--- START OF ENTRIES ---
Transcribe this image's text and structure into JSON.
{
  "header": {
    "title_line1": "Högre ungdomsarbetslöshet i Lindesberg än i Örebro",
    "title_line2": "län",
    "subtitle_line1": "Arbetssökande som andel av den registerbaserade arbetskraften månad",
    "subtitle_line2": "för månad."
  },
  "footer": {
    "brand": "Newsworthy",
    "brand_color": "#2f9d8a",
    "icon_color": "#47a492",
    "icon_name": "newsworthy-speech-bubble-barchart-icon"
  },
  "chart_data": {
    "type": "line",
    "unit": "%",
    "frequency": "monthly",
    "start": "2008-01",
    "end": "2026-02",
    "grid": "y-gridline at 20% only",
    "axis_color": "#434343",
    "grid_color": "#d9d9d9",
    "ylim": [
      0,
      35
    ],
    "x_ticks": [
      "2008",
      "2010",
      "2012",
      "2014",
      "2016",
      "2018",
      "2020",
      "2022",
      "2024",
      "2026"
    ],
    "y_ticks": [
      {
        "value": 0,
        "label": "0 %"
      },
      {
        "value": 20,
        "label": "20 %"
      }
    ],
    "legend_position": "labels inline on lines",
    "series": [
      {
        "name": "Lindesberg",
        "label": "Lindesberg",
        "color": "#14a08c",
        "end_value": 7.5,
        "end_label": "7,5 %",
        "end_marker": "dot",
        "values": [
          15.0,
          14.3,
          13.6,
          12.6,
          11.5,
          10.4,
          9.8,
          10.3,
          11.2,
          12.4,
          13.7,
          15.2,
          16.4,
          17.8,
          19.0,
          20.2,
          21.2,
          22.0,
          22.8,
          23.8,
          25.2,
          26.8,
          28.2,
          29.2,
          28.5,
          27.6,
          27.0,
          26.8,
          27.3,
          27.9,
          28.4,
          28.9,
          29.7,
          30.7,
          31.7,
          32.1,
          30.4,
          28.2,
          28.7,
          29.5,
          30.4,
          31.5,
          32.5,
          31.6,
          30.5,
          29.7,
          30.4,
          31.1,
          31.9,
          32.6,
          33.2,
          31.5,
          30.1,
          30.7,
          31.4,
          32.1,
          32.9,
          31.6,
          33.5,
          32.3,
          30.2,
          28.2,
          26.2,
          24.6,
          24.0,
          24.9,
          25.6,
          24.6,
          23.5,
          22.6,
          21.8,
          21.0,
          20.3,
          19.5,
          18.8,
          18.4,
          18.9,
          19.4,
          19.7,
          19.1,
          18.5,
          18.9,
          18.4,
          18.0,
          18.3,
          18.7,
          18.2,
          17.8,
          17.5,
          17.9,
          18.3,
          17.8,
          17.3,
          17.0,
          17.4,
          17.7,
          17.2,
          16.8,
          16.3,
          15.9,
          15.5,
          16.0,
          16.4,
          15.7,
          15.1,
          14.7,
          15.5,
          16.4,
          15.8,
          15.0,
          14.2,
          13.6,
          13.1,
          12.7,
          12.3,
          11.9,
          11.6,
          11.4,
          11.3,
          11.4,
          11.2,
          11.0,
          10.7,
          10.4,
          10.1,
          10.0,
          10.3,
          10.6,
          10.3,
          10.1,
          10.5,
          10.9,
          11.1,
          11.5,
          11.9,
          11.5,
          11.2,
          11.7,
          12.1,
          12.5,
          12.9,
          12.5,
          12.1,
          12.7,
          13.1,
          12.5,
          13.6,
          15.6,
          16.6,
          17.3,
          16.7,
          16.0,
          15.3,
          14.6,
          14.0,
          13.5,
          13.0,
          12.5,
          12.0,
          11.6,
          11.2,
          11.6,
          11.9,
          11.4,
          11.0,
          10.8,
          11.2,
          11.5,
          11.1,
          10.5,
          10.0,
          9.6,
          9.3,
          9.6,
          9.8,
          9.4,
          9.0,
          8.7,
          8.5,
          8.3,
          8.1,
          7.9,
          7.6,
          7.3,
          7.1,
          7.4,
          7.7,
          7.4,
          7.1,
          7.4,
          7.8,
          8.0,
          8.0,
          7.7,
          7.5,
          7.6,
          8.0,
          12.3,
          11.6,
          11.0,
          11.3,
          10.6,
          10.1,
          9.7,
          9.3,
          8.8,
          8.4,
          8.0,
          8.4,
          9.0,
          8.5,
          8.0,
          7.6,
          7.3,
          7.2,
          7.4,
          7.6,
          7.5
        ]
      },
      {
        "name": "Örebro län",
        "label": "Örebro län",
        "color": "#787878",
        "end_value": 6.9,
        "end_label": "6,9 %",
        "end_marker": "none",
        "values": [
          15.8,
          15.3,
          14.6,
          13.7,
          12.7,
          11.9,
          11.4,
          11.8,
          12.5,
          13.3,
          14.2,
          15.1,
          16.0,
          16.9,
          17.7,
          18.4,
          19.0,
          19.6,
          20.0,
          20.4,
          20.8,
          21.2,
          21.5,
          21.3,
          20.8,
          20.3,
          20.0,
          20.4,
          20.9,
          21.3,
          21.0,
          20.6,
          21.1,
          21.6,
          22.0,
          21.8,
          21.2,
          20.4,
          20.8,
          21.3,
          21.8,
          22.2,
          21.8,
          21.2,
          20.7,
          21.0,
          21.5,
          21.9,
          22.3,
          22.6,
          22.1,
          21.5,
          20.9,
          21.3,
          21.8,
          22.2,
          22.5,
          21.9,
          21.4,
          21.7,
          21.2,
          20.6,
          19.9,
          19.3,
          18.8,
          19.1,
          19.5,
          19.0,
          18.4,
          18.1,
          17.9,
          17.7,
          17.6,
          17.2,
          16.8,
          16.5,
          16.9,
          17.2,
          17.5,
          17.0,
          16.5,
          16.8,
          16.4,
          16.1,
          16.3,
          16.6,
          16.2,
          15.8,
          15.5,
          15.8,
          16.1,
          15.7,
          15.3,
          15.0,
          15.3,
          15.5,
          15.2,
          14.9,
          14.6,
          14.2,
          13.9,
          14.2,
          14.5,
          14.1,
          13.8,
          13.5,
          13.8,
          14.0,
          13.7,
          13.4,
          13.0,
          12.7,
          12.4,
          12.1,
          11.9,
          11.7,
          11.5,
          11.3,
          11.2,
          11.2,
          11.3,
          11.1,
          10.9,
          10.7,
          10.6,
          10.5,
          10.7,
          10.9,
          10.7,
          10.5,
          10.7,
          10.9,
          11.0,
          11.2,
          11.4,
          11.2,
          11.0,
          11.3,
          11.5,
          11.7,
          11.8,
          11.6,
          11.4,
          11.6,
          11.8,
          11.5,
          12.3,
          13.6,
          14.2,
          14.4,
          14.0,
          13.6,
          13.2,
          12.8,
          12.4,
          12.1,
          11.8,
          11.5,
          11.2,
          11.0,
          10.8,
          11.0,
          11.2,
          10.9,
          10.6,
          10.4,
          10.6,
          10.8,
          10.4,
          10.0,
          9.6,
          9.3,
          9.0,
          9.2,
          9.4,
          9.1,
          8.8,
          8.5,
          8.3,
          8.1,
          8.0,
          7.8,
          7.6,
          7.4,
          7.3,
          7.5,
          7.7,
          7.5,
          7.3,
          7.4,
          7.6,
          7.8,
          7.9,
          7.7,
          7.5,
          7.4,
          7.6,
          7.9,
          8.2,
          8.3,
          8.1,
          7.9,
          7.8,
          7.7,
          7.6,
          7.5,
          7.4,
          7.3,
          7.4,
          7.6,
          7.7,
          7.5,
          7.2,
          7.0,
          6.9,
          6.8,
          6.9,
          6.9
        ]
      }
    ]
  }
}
--- END OF ENTRIES ---
WRITTEN PROBLEM >>
Copy each line containing the word "månad" from the data.

RESULT FOR THIS EXERCISE >>
    "subtitle_line1": "Arbetssökande som andel av den registerbaserade arbetskraften månad",
    "subtitle_line2": "för månad."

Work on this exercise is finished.